# Prompt:
Lines holding the string "installer" are the ones to copy; find them all in the data.

□ □ □ □

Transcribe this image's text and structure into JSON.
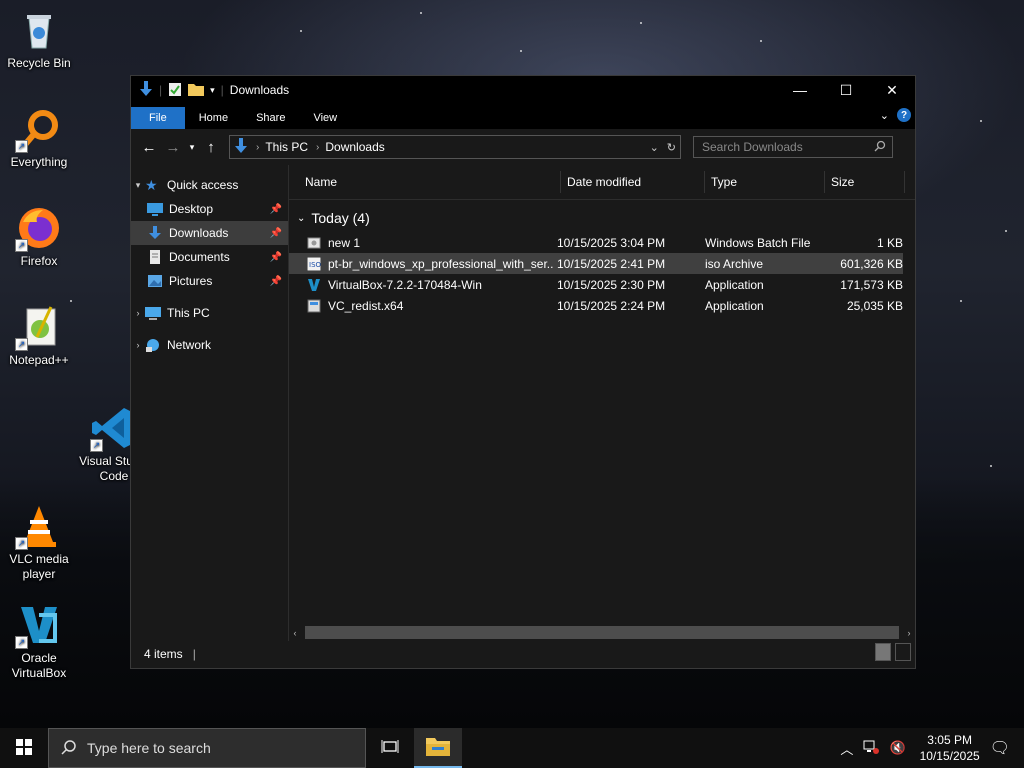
{
  "desktop": {
    "icons": [
      {
        "label": "Recycle Bin"
      },
      {
        "label": "Everything"
      },
      {
        "label": "Firefox"
      },
      {
        "label": "Notepad++"
      },
      {
        "label": "Visual Studio Code"
      },
      {
        "label": "VLC media player"
      },
      {
        "label": "Oracle VirtualBox"
      }
    ]
  },
  "window": {
    "title": "Downloads",
    "ribbon_tabs": [
      "File",
      "Home",
      "Share",
      "View"
    ],
    "help_label": "?",
    "breadcrumb": [
      "This PC",
      "Downloads"
    ],
    "search_placeholder": "Search Downloads",
    "nav": {
      "quick_access": "Quick access",
      "items": [
        "Desktop",
        "Downloads",
        "Documents",
        "Pictures"
      ],
      "this_pc": "This PC",
      "network": "Network"
    },
    "columns": [
      "Name",
      "Date modified",
      "Type",
      "Size"
    ],
    "group_label": "Today (4)",
    "files": [
      {
        "name": "new 1",
        "date": "10/15/2025 3:04 PM",
        "type": "Windows Batch File",
        "size": "1 KB",
        "icon": "batch-file-icon"
      },
      {
        "name": "pt-br_windows_xp_professional_with_ser...",
        "date": "10/15/2025 2:41 PM",
        "type": "iso Archive",
        "size": "601,326 KB",
        "icon": "iso-archive-icon"
      },
      {
        "name": "VirtualBox-7.2.2-170484-Win",
        "date": "10/15/2025 2:30 PM",
        "type": "Application",
        "size": "171,573 KB",
        "icon": "virtualbox-installer-icon"
      },
      {
        "name": "VC_redist.x64",
        "date": "10/15/2025 2:24 PM",
        "type": "Application",
        "size": "25,035 KB",
        "icon": "vc-redist-installer-icon"
      }
    ],
    "status_text": "4 items"
  },
  "taskbar": {
    "search_placeholder": "Type here to search",
    "time": "3:05 PM",
    "date": "10/15/2025"
  }
}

□ □ □ □

# Result:
        "icon": "virtualbox-installer-icon"
        "icon": "vc-redist-installer-icon"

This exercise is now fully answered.